Given exercise:
From the entries that follow, list every line in which the string "乡镇人民政府" appears.

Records
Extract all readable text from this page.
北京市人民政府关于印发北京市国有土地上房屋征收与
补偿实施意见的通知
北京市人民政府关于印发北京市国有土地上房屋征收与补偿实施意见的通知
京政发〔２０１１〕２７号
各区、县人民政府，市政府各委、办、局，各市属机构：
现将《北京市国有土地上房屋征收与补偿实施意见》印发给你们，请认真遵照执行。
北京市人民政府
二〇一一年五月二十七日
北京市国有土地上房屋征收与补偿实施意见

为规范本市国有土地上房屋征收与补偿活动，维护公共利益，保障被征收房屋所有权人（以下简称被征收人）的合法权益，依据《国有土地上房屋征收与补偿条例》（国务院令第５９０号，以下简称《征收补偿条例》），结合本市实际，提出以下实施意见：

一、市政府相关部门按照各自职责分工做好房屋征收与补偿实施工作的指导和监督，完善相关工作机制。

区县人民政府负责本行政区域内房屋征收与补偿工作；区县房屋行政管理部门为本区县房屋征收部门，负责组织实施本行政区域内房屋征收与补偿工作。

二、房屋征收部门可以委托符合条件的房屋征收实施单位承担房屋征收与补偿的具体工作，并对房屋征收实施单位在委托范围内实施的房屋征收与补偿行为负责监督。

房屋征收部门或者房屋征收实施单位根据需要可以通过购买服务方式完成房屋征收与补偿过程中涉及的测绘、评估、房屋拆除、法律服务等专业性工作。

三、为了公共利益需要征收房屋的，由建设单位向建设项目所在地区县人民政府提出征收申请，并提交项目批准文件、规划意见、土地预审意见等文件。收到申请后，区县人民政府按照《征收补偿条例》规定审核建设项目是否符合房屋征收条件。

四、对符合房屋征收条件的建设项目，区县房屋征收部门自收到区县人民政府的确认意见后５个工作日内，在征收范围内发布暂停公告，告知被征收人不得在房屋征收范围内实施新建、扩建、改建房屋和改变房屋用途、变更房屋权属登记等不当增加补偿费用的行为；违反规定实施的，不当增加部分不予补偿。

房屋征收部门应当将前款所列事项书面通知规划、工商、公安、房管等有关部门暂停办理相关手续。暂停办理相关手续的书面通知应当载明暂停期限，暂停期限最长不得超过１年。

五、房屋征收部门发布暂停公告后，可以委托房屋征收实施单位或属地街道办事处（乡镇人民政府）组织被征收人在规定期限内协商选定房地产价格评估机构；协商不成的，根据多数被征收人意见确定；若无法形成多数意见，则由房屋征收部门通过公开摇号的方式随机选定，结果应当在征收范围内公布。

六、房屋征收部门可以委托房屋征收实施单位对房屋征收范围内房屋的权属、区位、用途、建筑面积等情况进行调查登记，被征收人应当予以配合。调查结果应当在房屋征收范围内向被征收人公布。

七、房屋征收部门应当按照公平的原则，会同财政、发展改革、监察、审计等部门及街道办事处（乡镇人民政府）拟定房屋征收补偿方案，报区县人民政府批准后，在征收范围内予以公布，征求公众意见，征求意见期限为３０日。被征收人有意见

Output of the task:
五、房屋征收部门发布暂停公告后，可以委托房屋征收实施单位或属地街道办事处（乡镇人民政府）组织被征收人在规定期限内协商选定房地产价格评估机构；协商不成的，根据多数被征收人意见确定；若无法形成多数意见，则由房屋征收部门通过公开摇号的方式随机选定，结果应当在征收范围内公布。
七、房屋征收部门应当按照公平的原则，会同财政、发展改革、监察、审计等部门及街道办事处（乡镇人民政府）拟定房屋征收补偿方案，报区县人民政府批准后，在征收范围内予以公布，征求公众意见，征求意见期限为３０日。被征收人有意见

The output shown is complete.